[PROBLEM TO SOLVE] Every entry below must be repeated exactly; skip the pictures.

** begin PROVIDED DATA **

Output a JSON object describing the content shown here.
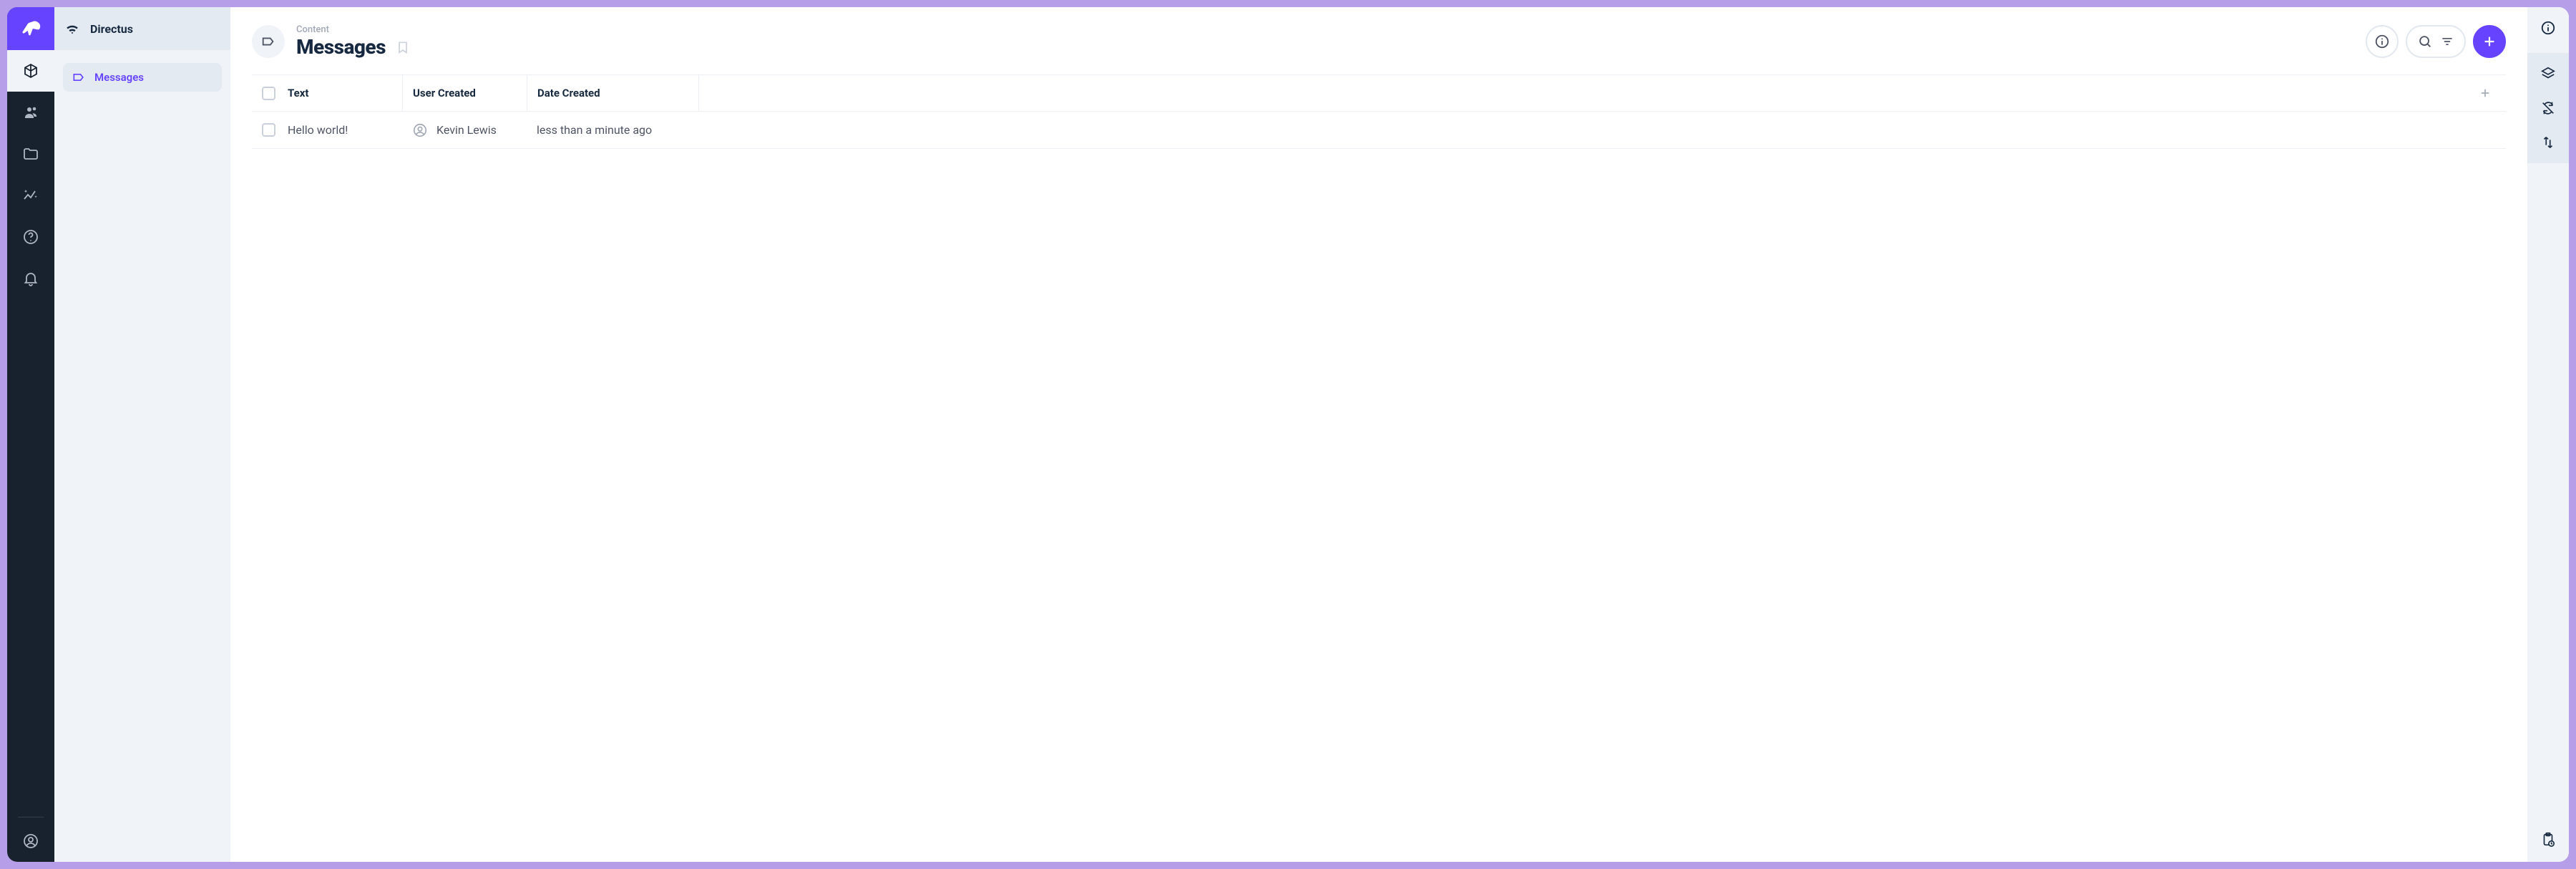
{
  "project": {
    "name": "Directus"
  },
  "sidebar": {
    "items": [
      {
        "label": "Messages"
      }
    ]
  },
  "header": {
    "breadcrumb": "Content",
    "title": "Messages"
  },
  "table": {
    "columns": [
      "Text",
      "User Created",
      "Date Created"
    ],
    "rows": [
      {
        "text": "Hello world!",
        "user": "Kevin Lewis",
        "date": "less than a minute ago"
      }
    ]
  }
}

** end PROVIDED DATA **

[WRITTEN REPLY]
Output a JSON object describing the content shown here.
{
  "project": {
    "name": "Directus"
  },
  "sidebar": {
    "items": [
      {
        "label": "Messages"
      }
    ]
  },
  "header": {
    "breadcrumb": "Content",
    "title": "Messages"
  },
  "table": {
    "columns": [
      "Text",
      "User Created",
      "Date Created"
    ],
    "rows": [
      {
        "text": "Hello world!",
        "user": "Kevin Lewis",
        "date": "less than a minute ago"
      }
    ]
  }
}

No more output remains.